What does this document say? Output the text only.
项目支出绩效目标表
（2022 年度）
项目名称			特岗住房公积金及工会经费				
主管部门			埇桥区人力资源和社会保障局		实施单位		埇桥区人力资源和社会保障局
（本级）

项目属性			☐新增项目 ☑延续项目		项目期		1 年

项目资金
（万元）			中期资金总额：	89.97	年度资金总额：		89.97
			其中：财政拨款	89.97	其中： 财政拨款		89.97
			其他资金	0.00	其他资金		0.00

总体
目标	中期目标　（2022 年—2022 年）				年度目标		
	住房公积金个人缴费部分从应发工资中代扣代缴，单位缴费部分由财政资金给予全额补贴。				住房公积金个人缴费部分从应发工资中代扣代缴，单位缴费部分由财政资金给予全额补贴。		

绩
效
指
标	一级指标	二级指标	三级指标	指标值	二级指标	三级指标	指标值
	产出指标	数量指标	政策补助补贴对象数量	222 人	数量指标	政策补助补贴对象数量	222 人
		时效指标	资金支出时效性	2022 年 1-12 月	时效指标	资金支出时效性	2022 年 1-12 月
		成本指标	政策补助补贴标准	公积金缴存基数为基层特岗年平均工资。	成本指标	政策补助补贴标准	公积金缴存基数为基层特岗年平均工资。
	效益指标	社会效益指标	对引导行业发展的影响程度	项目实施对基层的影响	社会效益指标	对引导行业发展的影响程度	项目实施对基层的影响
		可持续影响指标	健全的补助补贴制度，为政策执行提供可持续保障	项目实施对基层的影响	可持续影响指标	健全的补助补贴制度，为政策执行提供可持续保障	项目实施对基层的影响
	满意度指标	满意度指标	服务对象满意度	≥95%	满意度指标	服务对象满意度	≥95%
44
***
→ GIVEN TASK
Output all of the data again, exactly.

→ RESULT OF THIS EXERCISE
What does this document say? Output the text only.
项目支出绩效目标表
（2022 年度）
项目名称			特岗住房公积金及工会经费				
主管部门			埇桥区人力资源和社会保障局		实施单位		埇桥区人力资源和社会保障局
（本级）

项目属性			☐新增项目 ☑延续项目		项目期		1 年

项目资金
（万元）			中期资金总额：	89.97	年度资金总额：		89.97
			其中：财政拨款	89.97	其中： 财政拨款		89.97
			其他资金	0.00	其他资金		0.00

总体
目标	中期目标　（2022 年—2022 年）				年度目标		
	住房公积金个人缴费部分从应发工资中代扣代缴，单位缴费部分由财政资金给予全额补贴。				住房公积金个人缴费部分从应发工资中代扣代缴，单位缴费部分由财政资金给予全额补贴。		

绩
效
指
标	一级指标	二级指标	三级指标	指标值	二级指标	三级指标	指标值
	产出指标	数量指标	政策补助补贴对象数量	222 人	数量指标	政策补助补贴对象数量	222 人
		时效指标	资金支出时效性	2022 年 1-12 月	时效指标	资金支出时效性	2022 年 1-12 月
		成本指标	政策补助补贴标准	公积金缴存基数为基层特岗年平均工资。	成本指标	政策补助补贴标准	公积金缴存基数为基层特岗年平均工资。
	效益指标	社会效益指标	对引导行业发展的影响程度	项目实施对基层的影响	社会效益指标	对引导行业发展的影响程度	项目实施对基层的影响
		可持续影响指标	健全的补助补贴制度，为政策执行提供可持续保障	项目实施对基层的影响	可持续影响指标	健全的补助补贴制度，为政策执行提供可持续保障	项目实施对基层的影响
	满意度指标	满意度指标	服务对象满意度	≥95%	满意度指标	服务对象满意度	≥95%
44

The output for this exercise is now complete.